[Stored items]
________________

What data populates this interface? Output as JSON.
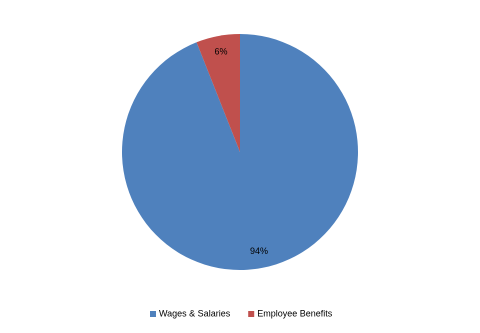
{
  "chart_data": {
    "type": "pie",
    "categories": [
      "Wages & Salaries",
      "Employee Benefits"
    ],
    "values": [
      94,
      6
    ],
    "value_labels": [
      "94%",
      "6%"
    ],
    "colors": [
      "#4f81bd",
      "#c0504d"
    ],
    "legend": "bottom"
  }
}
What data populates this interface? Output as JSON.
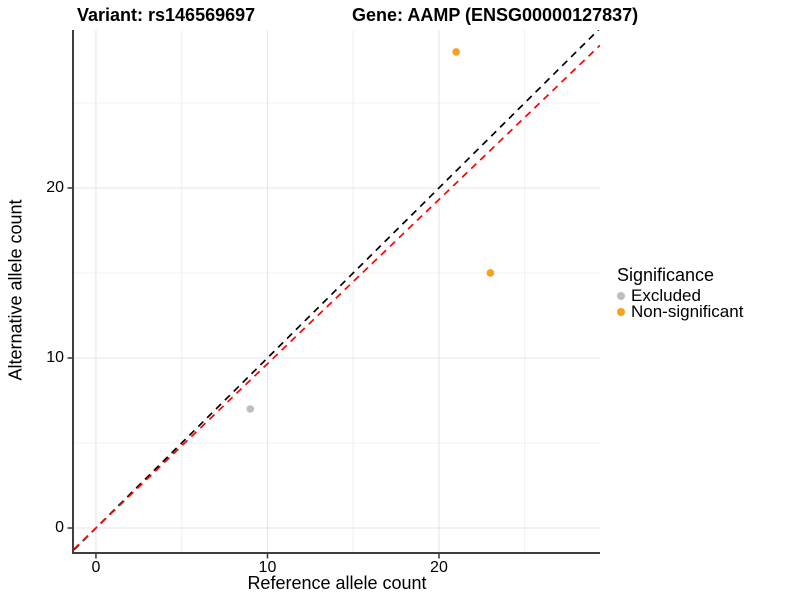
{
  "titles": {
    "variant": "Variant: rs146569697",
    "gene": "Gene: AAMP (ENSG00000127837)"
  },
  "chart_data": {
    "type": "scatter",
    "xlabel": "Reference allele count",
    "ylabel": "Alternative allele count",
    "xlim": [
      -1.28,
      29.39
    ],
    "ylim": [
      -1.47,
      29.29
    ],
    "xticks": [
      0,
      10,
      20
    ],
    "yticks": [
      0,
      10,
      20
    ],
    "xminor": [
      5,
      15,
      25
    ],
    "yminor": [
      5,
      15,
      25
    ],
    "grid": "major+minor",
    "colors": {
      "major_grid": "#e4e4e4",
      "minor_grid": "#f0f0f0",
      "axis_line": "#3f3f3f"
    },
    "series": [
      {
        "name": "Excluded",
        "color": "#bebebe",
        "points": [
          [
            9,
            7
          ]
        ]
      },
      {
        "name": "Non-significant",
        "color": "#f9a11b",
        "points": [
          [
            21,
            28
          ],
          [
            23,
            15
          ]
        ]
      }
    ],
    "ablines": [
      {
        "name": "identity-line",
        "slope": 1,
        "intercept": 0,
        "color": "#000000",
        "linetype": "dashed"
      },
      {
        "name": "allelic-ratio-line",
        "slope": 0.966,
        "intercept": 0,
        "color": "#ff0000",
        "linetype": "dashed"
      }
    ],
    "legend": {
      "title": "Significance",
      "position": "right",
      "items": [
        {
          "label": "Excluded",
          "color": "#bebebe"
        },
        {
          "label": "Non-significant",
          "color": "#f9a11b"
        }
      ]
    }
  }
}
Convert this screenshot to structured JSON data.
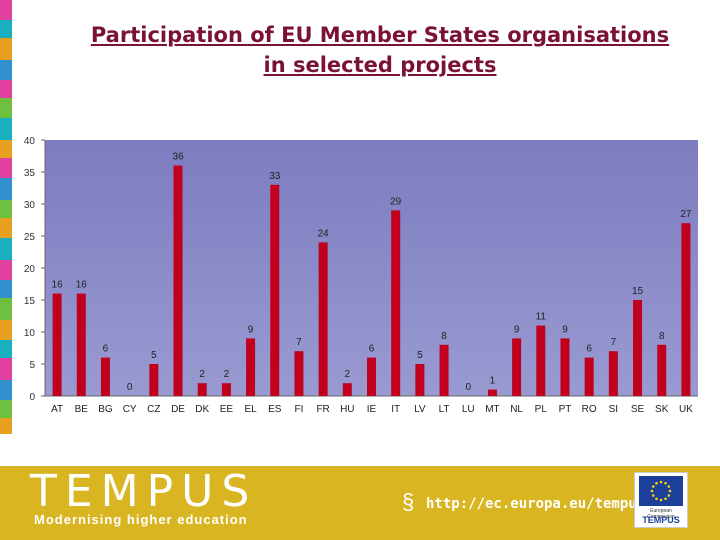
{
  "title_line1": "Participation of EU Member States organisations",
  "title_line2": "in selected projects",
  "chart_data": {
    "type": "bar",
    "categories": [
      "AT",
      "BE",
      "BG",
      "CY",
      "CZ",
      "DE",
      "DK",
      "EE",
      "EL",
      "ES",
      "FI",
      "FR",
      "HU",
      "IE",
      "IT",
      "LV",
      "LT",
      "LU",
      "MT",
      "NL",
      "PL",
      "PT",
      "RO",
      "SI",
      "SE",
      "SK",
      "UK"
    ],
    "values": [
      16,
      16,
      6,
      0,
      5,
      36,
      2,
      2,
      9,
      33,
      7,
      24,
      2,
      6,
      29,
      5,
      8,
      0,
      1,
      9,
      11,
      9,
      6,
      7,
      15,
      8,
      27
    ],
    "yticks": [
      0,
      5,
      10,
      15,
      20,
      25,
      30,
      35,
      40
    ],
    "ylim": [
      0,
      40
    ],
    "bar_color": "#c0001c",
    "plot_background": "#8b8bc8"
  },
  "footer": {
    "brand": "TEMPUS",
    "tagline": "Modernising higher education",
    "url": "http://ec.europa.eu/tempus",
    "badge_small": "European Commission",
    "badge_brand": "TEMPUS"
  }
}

________________

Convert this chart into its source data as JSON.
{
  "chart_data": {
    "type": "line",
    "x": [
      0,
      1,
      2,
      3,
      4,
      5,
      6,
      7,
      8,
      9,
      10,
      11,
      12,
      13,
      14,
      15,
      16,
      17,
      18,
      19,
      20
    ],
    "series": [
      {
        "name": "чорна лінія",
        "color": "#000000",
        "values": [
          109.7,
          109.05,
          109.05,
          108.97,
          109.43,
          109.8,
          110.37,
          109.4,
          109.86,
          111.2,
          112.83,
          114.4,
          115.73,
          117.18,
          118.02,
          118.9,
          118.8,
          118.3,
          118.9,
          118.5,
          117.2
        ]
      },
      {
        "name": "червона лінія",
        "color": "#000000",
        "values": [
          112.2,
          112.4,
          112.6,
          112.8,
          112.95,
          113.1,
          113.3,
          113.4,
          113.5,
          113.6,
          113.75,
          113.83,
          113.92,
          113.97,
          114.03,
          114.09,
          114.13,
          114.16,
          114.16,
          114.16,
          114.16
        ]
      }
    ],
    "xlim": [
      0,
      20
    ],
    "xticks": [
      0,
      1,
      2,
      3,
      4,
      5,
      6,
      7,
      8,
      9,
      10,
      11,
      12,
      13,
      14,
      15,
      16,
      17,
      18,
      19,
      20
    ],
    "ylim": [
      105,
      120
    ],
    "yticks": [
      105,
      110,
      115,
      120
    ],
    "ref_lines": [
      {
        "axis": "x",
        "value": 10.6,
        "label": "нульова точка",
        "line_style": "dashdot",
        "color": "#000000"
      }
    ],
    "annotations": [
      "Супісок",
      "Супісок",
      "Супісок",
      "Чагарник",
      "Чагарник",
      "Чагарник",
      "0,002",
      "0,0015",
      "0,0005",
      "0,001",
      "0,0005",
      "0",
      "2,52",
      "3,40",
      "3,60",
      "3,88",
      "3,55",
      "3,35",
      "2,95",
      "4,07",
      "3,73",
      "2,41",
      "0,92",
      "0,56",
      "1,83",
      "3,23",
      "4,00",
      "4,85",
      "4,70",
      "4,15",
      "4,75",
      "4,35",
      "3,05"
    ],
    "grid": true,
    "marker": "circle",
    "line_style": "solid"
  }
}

________________

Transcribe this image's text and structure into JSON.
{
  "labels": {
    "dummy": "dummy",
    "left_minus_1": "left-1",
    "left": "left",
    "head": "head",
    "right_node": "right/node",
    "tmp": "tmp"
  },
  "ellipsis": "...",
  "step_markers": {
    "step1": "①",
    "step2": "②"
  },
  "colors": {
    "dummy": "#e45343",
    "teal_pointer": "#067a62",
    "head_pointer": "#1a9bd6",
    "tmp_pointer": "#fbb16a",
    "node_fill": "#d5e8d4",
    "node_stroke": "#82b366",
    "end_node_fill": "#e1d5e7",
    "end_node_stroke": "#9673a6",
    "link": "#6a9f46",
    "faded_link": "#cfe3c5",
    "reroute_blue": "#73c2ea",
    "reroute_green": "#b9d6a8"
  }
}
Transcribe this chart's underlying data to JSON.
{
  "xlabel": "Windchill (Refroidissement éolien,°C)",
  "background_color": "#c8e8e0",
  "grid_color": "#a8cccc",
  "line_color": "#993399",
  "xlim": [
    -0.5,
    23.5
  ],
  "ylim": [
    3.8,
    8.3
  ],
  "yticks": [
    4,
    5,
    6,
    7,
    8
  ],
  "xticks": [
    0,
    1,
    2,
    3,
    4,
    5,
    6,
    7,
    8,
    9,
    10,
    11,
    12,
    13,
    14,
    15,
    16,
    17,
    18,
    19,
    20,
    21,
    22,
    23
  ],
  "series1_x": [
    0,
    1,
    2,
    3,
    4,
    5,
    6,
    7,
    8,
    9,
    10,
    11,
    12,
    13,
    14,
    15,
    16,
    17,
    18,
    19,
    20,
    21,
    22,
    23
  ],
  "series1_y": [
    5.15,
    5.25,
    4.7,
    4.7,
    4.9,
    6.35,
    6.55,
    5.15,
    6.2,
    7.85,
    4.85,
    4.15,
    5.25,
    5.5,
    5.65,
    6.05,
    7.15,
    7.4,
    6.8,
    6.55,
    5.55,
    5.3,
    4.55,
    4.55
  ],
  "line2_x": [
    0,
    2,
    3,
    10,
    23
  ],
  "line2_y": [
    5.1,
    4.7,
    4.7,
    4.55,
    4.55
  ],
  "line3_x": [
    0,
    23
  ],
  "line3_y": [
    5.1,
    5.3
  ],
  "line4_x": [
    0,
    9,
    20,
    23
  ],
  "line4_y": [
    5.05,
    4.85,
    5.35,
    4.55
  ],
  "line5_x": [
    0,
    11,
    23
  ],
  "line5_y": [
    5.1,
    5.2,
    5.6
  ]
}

________________

→ Task objective
Where a line in the material contains "into", copy that line.

→ Right answer
Convert this chart into its source data as JSON.
Transcribe this image's text and structure into JSON.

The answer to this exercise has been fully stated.